An observant friend taking note of the small pile of ‘books being read or (being attempted) to be read’ saw a copy of Jan Morris’ earlier volume In My Minds Eye A Thought Dairy on my table and thoughtfully produced this book for a Christmas present. So those days between Christmas and New Year were absorbed in these 130 ( more or less) daily entries. They cover from 2018 to early 2019. Jan Morris puts her nonagenarian life and house on the Llyn peninsula in north-west Wales on display. She is candid, fierce, thoughtful, and honest.
Understandably they are wide ranging. She deals with people, neighbours and journalists alongside her family and especially her grandchildren. She tackles bad language, racism, religion, wine, music, regrets and kindness to her Welshness, or Cymreictod, and the British empire.
I love the way she describes (and adds to ) what is described as the “muddled mayhem” of the 21st century. The generative liberation of old age is put to use as she reflects on Donald Trump, Brexit and the British royal family saga over Harry and Meghan.

* * * * * * *

REQUIRED WORK =
**A.** Retype the book review word for word, everything from "I love the way" down to "Harry and Meghan.".
**B.** Answer these questions from the book review, one per line:
(i) Where is Jan Morris's house?
(ii) What period do the daily entries cover?
(iii) What Welsh word does the review give for her Welshness?
**C.** Write the next part of the book review, picking up after its final sentence.

RECORDS SHOWN =
* * * * * * *

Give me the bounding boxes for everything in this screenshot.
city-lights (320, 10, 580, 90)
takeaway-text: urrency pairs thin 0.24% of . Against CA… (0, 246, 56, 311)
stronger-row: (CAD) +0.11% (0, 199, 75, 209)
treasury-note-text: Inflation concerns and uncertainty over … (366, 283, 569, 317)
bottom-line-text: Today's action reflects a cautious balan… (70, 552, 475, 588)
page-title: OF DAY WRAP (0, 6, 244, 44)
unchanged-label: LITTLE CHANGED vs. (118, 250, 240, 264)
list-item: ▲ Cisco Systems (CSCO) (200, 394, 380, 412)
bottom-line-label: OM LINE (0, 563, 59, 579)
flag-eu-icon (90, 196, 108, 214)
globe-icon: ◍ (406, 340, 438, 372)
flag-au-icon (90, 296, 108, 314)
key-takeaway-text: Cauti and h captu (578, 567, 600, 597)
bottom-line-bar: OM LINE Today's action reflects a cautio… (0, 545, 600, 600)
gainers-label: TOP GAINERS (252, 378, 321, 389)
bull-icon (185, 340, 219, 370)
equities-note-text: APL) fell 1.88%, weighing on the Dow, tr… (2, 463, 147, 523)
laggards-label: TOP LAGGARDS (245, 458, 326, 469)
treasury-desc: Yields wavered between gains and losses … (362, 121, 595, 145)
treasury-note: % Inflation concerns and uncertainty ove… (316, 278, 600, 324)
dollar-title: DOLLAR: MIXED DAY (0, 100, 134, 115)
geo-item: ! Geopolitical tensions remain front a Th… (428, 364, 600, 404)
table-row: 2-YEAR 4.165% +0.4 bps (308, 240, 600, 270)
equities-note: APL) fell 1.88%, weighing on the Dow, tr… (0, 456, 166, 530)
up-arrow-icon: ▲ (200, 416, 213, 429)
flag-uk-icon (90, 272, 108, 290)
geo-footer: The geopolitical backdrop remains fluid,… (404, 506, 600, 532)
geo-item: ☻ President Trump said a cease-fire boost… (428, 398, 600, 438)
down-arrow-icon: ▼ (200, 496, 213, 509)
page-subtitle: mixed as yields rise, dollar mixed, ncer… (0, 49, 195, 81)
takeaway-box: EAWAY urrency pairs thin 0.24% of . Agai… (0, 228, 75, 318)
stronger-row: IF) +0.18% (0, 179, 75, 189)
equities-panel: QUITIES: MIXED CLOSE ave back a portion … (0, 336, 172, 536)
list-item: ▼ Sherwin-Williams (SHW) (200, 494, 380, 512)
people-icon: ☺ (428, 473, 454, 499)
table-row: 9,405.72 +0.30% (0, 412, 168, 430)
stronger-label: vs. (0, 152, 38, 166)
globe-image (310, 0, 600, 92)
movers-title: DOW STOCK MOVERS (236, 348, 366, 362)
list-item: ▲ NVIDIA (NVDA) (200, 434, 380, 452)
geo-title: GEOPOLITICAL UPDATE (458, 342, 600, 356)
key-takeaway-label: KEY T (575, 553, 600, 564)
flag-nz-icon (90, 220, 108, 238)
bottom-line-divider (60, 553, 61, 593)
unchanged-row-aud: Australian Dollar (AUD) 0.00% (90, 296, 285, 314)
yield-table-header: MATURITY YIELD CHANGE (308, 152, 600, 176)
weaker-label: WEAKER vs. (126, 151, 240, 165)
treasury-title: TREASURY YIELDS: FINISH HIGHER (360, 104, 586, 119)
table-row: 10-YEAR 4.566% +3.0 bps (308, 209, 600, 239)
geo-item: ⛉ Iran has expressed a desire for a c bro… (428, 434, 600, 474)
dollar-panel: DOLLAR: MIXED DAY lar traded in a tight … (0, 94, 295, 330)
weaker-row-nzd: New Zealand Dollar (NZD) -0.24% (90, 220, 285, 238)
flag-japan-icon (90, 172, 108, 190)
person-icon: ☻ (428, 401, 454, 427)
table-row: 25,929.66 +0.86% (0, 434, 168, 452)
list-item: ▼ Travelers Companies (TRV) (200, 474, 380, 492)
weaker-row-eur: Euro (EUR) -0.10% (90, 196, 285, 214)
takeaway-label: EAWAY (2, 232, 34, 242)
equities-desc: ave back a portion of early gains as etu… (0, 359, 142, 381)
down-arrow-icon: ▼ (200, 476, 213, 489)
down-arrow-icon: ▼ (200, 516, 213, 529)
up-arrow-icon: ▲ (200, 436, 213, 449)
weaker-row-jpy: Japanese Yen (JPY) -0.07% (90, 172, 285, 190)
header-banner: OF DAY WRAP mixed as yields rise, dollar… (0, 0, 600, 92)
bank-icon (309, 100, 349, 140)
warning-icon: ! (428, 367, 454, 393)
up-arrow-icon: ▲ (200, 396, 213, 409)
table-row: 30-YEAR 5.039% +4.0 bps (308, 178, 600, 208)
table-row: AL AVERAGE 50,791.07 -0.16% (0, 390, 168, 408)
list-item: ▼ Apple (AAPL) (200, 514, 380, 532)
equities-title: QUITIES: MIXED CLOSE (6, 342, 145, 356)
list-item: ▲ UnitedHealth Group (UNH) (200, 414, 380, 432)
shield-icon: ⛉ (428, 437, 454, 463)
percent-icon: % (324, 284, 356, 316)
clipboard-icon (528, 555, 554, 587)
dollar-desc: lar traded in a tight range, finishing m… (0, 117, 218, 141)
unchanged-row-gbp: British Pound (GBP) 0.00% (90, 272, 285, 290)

* * * * * * *

EXERCISE RESPONSES =
**A.**
I love the way she describes (and adds to ) what is described as the “muddled mayhem” of the 21st century. The generative liberation of old age is put to use as she reflects on Donald Trump, Brexit and the British royal family saga over Harry and Meghan.

**B.**
(i) On the Llyn peninsula in north-west Wales.
(ii) From 2018 to early 2019.
(iii) Cymreictod.

**C.**
On Trumps style of politics Morris offers this “He states his political case, whatever it is, boldly and unpretentiously to his own particular audience, and to hell with everyone else. It is an All-American way: America First! Make America Great Again! As one with a sneaking sympathy for patriotism, whatever flag it flies, I respond to this approach as instinctively as any redneck bigot.”
I was moved by her struggle with age. With a little ironic derision she refers to herself as “an aging litterateur” who is “well past [her] sell-by date.” There is both an air of introspection combined with melancholy as she describes the geography of relationships. She reflects on dementia and how that how shapes their shared life, writing that Elizabeth now half lives in the “separate cursed dominion of dementia”. She feels that a strange curtain has fallen between them and their long relationship is ruptured. These lines capture so well the experience of memory loss and its searing effects on relationships in a family.
What is captivating about this book is its beautiful attentiveness to the power of words to shape meaning and make us connect with the ambiguity of living. In these days of pandemic we must have had moments of looking out of our proverbial windows and considering what the sone life is all about – our work, our friendships, we must all, always, our histories, our output. Morris shows us how in this reflexivity we must always be thinking again.
So to the blank pages of a notebook – what would your first entry look like?